▶ **Description of the task**: Write the records below out in full, character for character, with no pictures.

(Records from a collection of figures)
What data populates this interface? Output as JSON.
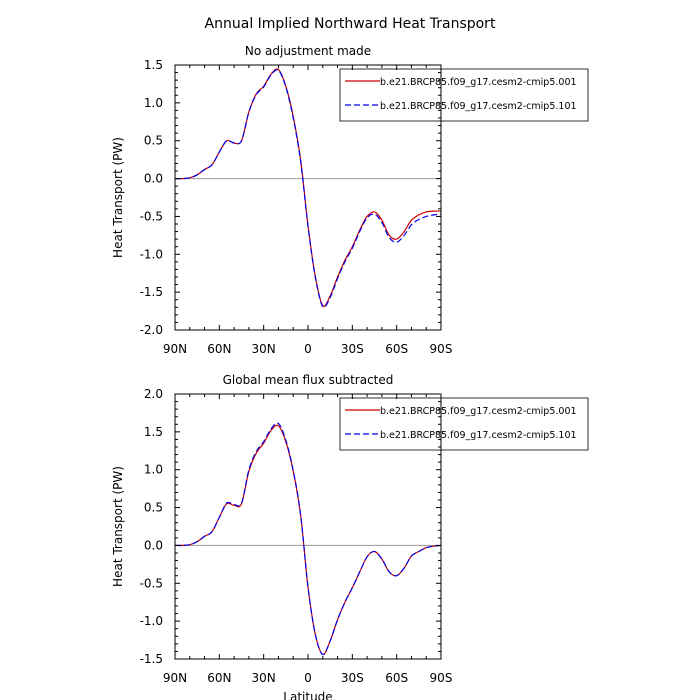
{
  "figure": {
    "title": "Annual Implied Northward Heat Transport"
  },
  "chart_data": [
    {
      "type": "line",
      "title": "No adjustment made",
      "xlabel": "",
      "ylabel": "Heat Transport (PW)",
      "xlim": [
        90,
        -90
      ],
      "ylim": [
        -2.0,
        1.5
      ],
      "xticks": [
        90,
        60,
        30,
        0,
        -30,
        -60,
        -90
      ],
      "xtick_labels": [
        "90N",
        "60N",
        "30N",
        "0",
        "30S",
        "60S",
        "90S"
      ],
      "yticks": [
        1.5,
        1.0,
        0.5,
        0.0,
        -0.5,
        -1.0,
        -1.5,
        -2.0
      ],
      "ytick_labels": [
        "1.5",
        "1.0",
        "0.5",
        "0.0",
        "-0.5",
        "-1.0",
        "-1.5",
        "-2.0"
      ],
      "legend_position": "top-right",
      "zero_line": true,
      "series": [
        {
          "name": "b.e21.BRCP85.f09_g17.cesm2-cmip5.001",
          "color": "#cc0000",
          "dash": "solid",
          "x": [
            90,
            85,
            80,
            75,
            70,
            65,
            60,
            55,
            50,
            45,
            40,
            35,
            30,
            25,
            20,
            15,
            10,
            5,
            0,
            -5,
            -10,
            -15,
            -20,
            -25,
            -30,
            -35,
            -40,
            -45,
            -50,
            -55,
            -60,
            -65,
            -70,
            -75,
            -80,
            -85,
            -90
          ],
          "y": [
            0.0,
            0.0,
            0.01,
            0.05,
            0.12,
            0.18,
            0.35,
            0.5,
            0.47,
            0.5,
            0.88,
            1.12,
            1.22,
            1.38,
            1.44,
            1.22,
            0.82,
            0.25,
            -0.62,
            -1.3,
            -1.68,
            -1.55,
            -1.3,
            -1.08,
            -0.9,
            -0.68,
            -0.5,
            -0.44,
            -0.55,
            -0.75,
            -0.8,
            -0.7,
            -0.55,
            -0.48,
            -0.44,
            -0.43,
            -0.43
          ]
        },
        {
          "name": "b.e21.BRCP85.f09_g17.cesm2-cmip5.101",
          "color": "#0000ee",
          "dash": "dashed",
          "x": [
            90,
            85,
            80,
            75,
            70,
            65,
            60,
            55,
            50,
            45,
            40,
            35,
            30,
            25,
            20,
            15,
            10,
            5,
            0,
            -5,
            -10,
            -15,
            -20,
            -25,
            -30,
            -35,
            -40,
            -45,
            -50,
            -55,
            -60,
            -65,
            -70,
            -75,
            -80,
            -85,
            -90
          ],
          "y": [
            0.0,
            0.0,
            0.01,
            0.05,
            0.12,
            0.18,
            0.35,
            0.5,
            0.47,
            0.5,
            0.88,
            1.11,
            1.21,
            1.37,
            1.43,
            1.21,
            0.8,
            0.23,
            -0.63,
            -1.31,
            -1.69,
            -1.57,
            -1.32,
            -1.1,
            -0.92,
            -0.7,
            -0.52,
            -0.47,
            -0.58,
            -0.78,
            -0.84,
            -0.75,
            -0.61,
            -0.54,
            -0.5,
            -0.48,
            -0.47
          ]
        }
      ]
    },
    {
      "type": "line",
      "title": "Global mean flux subtracted",
      "xlabel": "Latitude",
      "ylabel": "Heat Transport (PW)",
      "xlim": [
        90,
        -90
      ],
      "ylim": [
        -1.5,
        2.0
      ],
      "xticks": [
        90,
        60,
        30,
        0,
        -30,
        -60,
        -90
      ],
      "xtick_labels": [
        "90N",
        "60N",
        "30N",
        "0",
        "30S",
        "60S",
        "90S"
      ],
      "yticks": [
        2.0,
        1.5,
        1.0,
        0.5,
        0.0,
        -0.5,
        -1.0,
        -1.5
      ],
      "ytick_labels": [
        "2.0",
        "1.5",
        "1.0",
        "0.5",
        "0.0",
        "-0.5",
        "-1.0",
        "-1.5"
      ],
      "legend_position": "top-right",
      "zero_line": true,
      "series": [
        {
          "name": "b.e21.BRCP85.f09_g17.cesm2-cmip5.001",
          "color": "#cc0000",
          "dash": "solid",
          "x": [
            90,
            85,
            80,
            75,
            70,
            65,
            60,
            55,
            50,
            45,
            40,
            35,
            30,
            25,
            20,
            15,
            10,
            5,
            0,
            -5,
            -10,
            -15,
            -20,
            -25,
            -30,
            -35,
            -40,
            -45,
            -50,
            -55,
            -60,
            -65,
            -70,
            -75,
            -80,
            -85,
            -90
          ],
          "y": [
            0.0,
            0.0,
            0.01,
            0.05,
            0.12,
            0.18,
            0.37,
            0.55,
            0.53,
            0.55,
            0.98,
            1.22,
            1.35,
            1.52,
            1.58,
            1.37,
            0.98,
            0.4,
            -0.55,
            -1.18,
            -1.44,
            -1.26,
            -0.98,
            -0.75,
            -0.56,
            -0.35,
            -0.15,
            -0.08,
            -0.18,
            -0.35,
            -0.4,
            -0.3,
            -0.14,
            -0.08,
            -0.03,
            -0.01,
            0.0
          ]
        },
        {
          "name": "b.e21.BRCP85.f09_g17.cesm2-cmip5.101",
          "color": "#0000ee",
          "dash": "dashed",
          "x": [
            90,
            85,
            80,
            75,
            70,
            65,
            60,
            55,
            50,
            45,
            40,
            35,
            30,
            25,
            20,
            15,
            10,
            5,
            0,
            -5,
            -10,
            -15,
            -20,
            -25,
            -30,
            -35,
            -40,
            -45,
            -50,
            -55,
            -60,
            -65,
            -70,
            -75,
            -80,
            -85,
            -90
          ],
          "y": [
            0.0,
            0.0,
            0.01,
            0.05,
            0.12,
            0.18,
            0.37,
            0.56,
            0.54,
            0.56,
            1.0,
            1.24,
            1.37,
            1.54,
            1.61,
            1.39,
            0.99,
            0.41,
            -0.55,
            -1.18,
            -1.44,
            -1.26,
            -0.98,
            -0.75,
            -0.56,
            -0.35,
            -0.15,
            -0.08,
            -0.18,
            -0.35,
            -0.4,
            -0.3,
            -0.14,
            -0.08,
            -0.03,
            -0.01,
            0.0
          ]
        }
      ]
    }
  ]
}
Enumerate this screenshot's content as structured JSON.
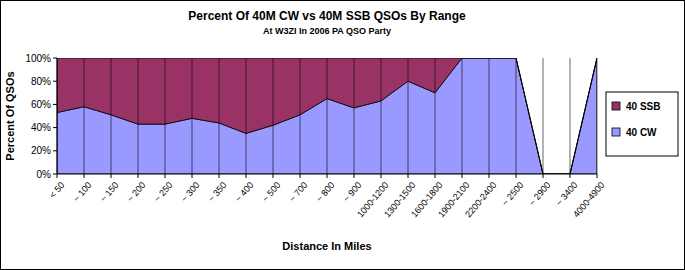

▶ **The reply**:
What data populates this interface? Output as JSON.
{
  "figure": {
    "title": "Annual Implied Northward Heat Transport"
  },
  "chart_data": [
    {
      "type": "line",
      "title": "No adjustment made",
      "xlabel": "",
      "ylabel": "Heat Transport (PW)",
      "xlim": [
        90,
        -90
      ],
      "ylim": [
        -2.0,
        1.5
      ],
      "xticks": [
        90,
        60,
        30,
        0,
        -30,
        -60,
        -90
      ],
      "xtick_labels": [
        "90N",
        "60N",
        "30N",
        "0",
        "30S",
        "60S",
        "90S"
      ],
      "yticks": [
        1.5,
        1.0,
        0.5,
        0.0,
        -0.5,
        -1.0,
        -1.5,
        -2.0
      ],
      "ytick_labels": [
        "1.5",
        "1.0",
        "0.5",
        "0.0",
        "-0.5",
        "-1.0",
        "-1.5",
        "-2.0"
      ],
      "legend_position": "top-right",
      "zero_line": true,
      "series": [
        {
          "name": "b.e21.BRCP85.f09_g17.cesm2-cmip5.001",
          "color": "#cc0000",
          "dash": "solid",
          "x": [
            90,
            85,
            80,
            75,
            70,
            65,
            60,
            55,
            50,
            45,
            40,
            35,
            30,
            25,
            20,
            15,
            10,
            5,
            0,
            -5,
            -10,
            -15,
            -20,
            -25,
            -30,
            -35,
            -40,
            -45,
            -50,
            -55,
            -60,
            -65,
            -70,
            -75,
            -80,
            -85,
            -90
          ],
          "y": [
            0.0,
            0.0,
            0.01,
            0.05,
            0.12,
            0.18,
            0.35,
            0.5,
            0.47,
            0.5,
            0.88,
            1.12,
            1.22,
            1.38,
            1.44,
            1.22,
            0.82,
            0.25,
            -0.62,
            -1.3,
            -1.68,
            -1.55,
            -1.3,
            -1.08,
            -0.9,
            -0.68,
            -0.5,
            -0.44,
            -0.55,
            -0.75,
            -0.8,
            -0.7,
            -0.55,
            -0.48,
            -0.44,
            -0.43,
            -0.43
          ]
        },
        {
          "name": "b.e21.BRCP85.f09_g17.cesm2-cmip5.101",
          "color": "#0000ee",
          "dash": "dashed",
          "x": [
            90,
            85,
            80,
            75,
            70,
            65,
            60,
            55,
            50,
            45,
            40,
            35,
            30,
            25,
            20,
            15,
            10,
            5,
            0,
            -5,
            -10,
            -15,
            -20,
            -25,
            -30,
            -35,
            -40,
            -45,
            -50,
            -55,
            -60,
            -65,
            -70,
            -75,
            -80,
            -85,
            -90
          ],
          "y": [
            0.0,
            0.0,
            0.01,
            0.05,
            0.12,
            0.18,
            0.35,
            0.5,
            0.47,
            0.5,
            0.88,
            1.11,
            1.21,
            1.37,
            1.43,
            1.21,
            0.8,
            0.23,
            -0.63,
            -1.31,
            -1.69,
            -1.57,
            -1.32,
            -1.1,
            -0.92,
            -0.7,
            -0.52,
            -0.47,
            -0.58,
            -0.78,
            -0.84,
            -0.75,
            -0.61,
            -0.54,
            -0.5,
            -0.48,
            -0.47
          ]
        }
      ]
    },
    {
      "type": "line",
      "title": "Global mean flux subtracted",
      "xlabel": "Latitude",
      "ylabel": "Heat Transport (PW)",
      "xlim": [
        90,
        -90
      ],
      "ylim": [
        -1.5,
        2.0
      ],
      "xticks": [
        90,
        60,
        30,
        0,
        -30,
        -60,
        -90
      ],
      "xtick_labels": [
        "90N",
        "60N",
        "30N",
        "0",
        "30S",
        "60S",
        "90S"
      ],
      "yticks": [
        2.0,
        1.5,
        1.0,
        0.5,
        0.0,
        -0.5,
        -1.0,
        -1.5
      ],
      "ytick_labels": [
        "2.0",
        "1.5",
        "1.0",
        "0.5",
        "0.0",
        "-0.5",
        "-1.0",
        "-1.5"
      ],
      "legend_position": "top-right",
      "zero_line": true,
      "series": [
        {
          "name": "b.e21.BRCP85.f09_g17.cesm2-cmip5.001",
          "color": "#cc0000",
          "dash": "solid",
          "x": [
            90,
            85,
            80,
            75,
            70,
            65,
            60,
            55,
            50,
            45,
            40,
            35,
            30,
            25,
            20,
            15,
            10,
            5,
            0,
            -5,
            -10,
            -15,
            -20,
            -25,
            -30,
            -35,
            -40,
            -45,
            -50,
            -55,
            -60,
            -65,
            -70,
            -75,
            -80,
            -85,
            -90
          ],
          "y": [
            0.0,
            0.0,
            0.01,
            0.05,
            0.12,
            0.18,
            0.37,
            0.55,
            0.53,
            0.55,
            0.98,
            1.22,
            1.35,
            1.52,
            1.58,
            1.37,
            0.98,
            0.4,
            -0.55,
            -1.18,
            -1.44,
            -1.26,
            -0.98,
            -0.75,
            -0.56,
            -0.35,
            -0.15,
            -0.08,
            -0.18,
            -0.35,
            -0.4,
            -0.3,
            -0.14,
            -0.08,
            -0.03,
            -0.01,
            0.0
          ]
        },
        {
          "name": "b.e21.BRCP85.f09_g17.cesm2-cmip5.101",
          "color": "#0000ee",
          "dash": "dashed",
          "x": [
            90,
            85,
            80,
            75,
            70,
            65,
            60,
            55,
            50,
            45,
            40,
            35,
            30,
            25,
            20,
            15,
            10,
            5,
            0,
            -5,
            -10,
            -15,
            -20,
            -25,
            -30,
            -35,
            -40,
            -45,
            -50,
            -55,
            -60,
            -65,
            -70,
            -75,
            -80,
            -85,
            -90
          ],
          "y": [
            0.0,
            0.0,
            0.01,
            0.05,
            0.12,
            0.18,
            0.37,
            0.56,
            0.54,
            0.56,
            1.0,
            1.24,
            1.37,
            1.54,
            1.61,
            1.39,
            0.99,
            0.41,
            -0.55,
            -1.18,
            -1.44,
            -1.26,
            -0.98,
            -0.75,
            -0.56,
            -0.35,
            -0.15,
            -0.08,
            -0.18,
            -0.35,
            -0.4,
            -0.3,
            -0.14,
            -0.08,
            -0.03,
            -0.01,
            0.0
          ]
        }
      ]
    }
  ]
}
Enumerate this screenshot's content as structured JSON.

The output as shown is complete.